### [Provided material]
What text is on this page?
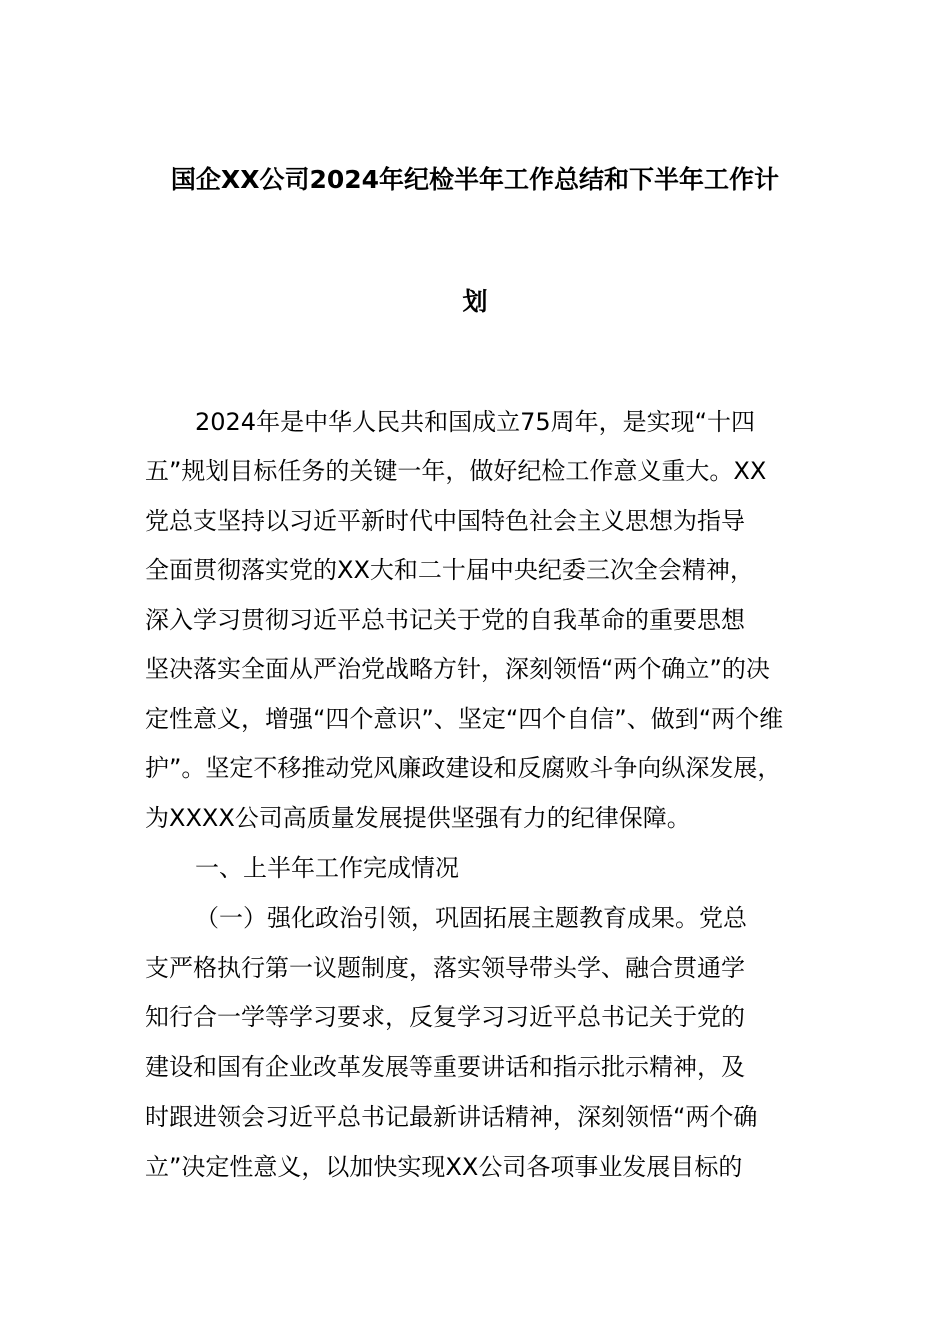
国企XX公司2024年纪检半年工作总结和下半年工作计
划
2024年是中华人民共和国成立75周年，是实现“十四
五”规划目标任务的关键一年，做好纪检工作意义重大。XX
党总支坚持以习近平新时代中国特色社会主义思想为指导
全面贯彻落实党的XX大和二十届中央纪委三次全会精神，
深入学习贯彻习近平总书记关于党的自我革命的重要思想
坚决落实全面从严治党战略方针，深刻领悟“两个确立”的决
定性意义，增强“四个意识”、坚定“四个自信”、做到“两个维
护”。坚定不移推动党风廉政建设和反腐败斗争向纵深发展，
为XXXX公司高质量发展提供坚强有力的纪律保障。
一、上半年工作完成情况
（一）强化政治引领，巩固拓展主题教育成果。党总
支严格执行第一议题制度，落实领导带头学、融合贯通学
知行合一学等学习要求，反复学习习近平总书记关于党的
建设和国有企业改革发展等重要讲话和指示批示精神，及
时跟进领会习近平总书记最新讲话精神，深刻领悟“两个确
立”决定性意义，以加快实现XX公司各项事业发展目标的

### [Given instruction]
Send back the data above word for word, with the pictures left out.

### [Result for this task]
What text is on this page?
国企XX公司2024年纪检半年工作总结和下半年工作计
划
2024年是中华人民共和国成立75周年，是实现“十四
五”规划目标任务的关键一年，做好纪检工作意义重大。XX
党总支坚持以习近平新时代中国特色社会主义思想为指导
全面贯彻落实党的XX大和二十届中央纪委三次全会精神，
深入学习贯彻习近平总书记关于党的自我革命的重要思想
坚决落实全面从严治党战略方针，深刻领悟“两个确立”的决
定性意义，增强“四个意识”、坚定“四个自信”、做到“两个维
护”。坚定不移推动党风廉政建设和反腐败斗争向纵深发展，
为XXXX公司高质量发展提供坚强有力的纪律保障。
一、上半年工作完成情况
（一）强化政治引领，巩固拓展主题教育成果。党总
支严格执行第一议题制度，落实领导带头学、融合贯通学
知行合一学等学习要求，反复学习习近平总书记关于党的
建设和国有企业改革发展等重要讲话和指示批示精神，及
时跟进领会习近平总书记最新讲话精神，深刻领悟“两个确
立”决定性意义，以加快实现XX公司各项事业发展目标的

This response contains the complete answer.